Instruction: Write the material out again exactly as it stands.

Raw records:
══════════════════════════════

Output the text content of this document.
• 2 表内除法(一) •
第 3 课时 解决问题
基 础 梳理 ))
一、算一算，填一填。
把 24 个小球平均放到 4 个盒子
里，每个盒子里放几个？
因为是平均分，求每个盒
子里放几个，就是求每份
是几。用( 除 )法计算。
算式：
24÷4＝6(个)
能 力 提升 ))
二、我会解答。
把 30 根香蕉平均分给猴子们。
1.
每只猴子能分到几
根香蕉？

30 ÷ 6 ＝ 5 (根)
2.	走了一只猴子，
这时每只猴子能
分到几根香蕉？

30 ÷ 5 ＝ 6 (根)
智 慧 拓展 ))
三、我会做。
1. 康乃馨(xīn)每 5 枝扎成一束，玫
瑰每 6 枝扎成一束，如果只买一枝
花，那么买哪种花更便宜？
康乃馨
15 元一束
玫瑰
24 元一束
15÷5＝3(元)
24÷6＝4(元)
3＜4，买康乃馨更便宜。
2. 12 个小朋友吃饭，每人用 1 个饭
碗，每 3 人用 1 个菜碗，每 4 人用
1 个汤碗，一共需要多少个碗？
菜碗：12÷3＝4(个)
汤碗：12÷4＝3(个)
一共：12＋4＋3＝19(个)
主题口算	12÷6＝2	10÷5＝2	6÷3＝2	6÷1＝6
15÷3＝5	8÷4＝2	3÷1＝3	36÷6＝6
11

══════════════════════════════

Solved exercise:
Output the text content of this document.
• 2 表内除法(一) •
第 3 课时 解决问题
基 础 梳理 ))
一、算一算，填一填。
把 24 个小球平均放到 4 个盒子
里，每个盒子里放几个？
因为是平均分，求每个盒
子里放几个，就是求每份
是几。用( 除 )法计算。
算式：
24÷4＝6(个)
能 力 提升 ))
二、我会解答。
把 30 根香蕉平均分给猴子们。
1.
每只猴子能分到几
根香蕉？

30 ÷ 6 ＝ 5 (根)
2.	走了一只猴子，
这时每只猴子能
分到几根香蕉？

30 ÷ 5 ＝ 6 (根)
智 慧 拓展 ))
三、我会做。
1. 康乃馨(xīn)每 5 枝扎成一束，玫
瑰每 6 枝扎成一束，如果只买一枝
花，那么买哪种花更便宜？
康乃馨
15 元一束
玫瑰
24 元一束
15÷5＝3(元)
24÷6＝4(元)
3＜4，买康乃馨更便宜。
2. 12 个小朋友吃饭，每人用 1 个饭
碗，每 3 人用 1 个菜碗，每 4 人用
1 个汤碗，一共需要多少个碗？
菜碗：12÷3＝4(个)
汤碗：12÷4＝3(个)
一共：12＋4＋3＝19(个)
主题口算	12÷6＝2	10÷5＝2	6÷3＝2	6÷1＝6
15÷3＝5	8÷4＝2	3÷1＝3	36÷6＝6
11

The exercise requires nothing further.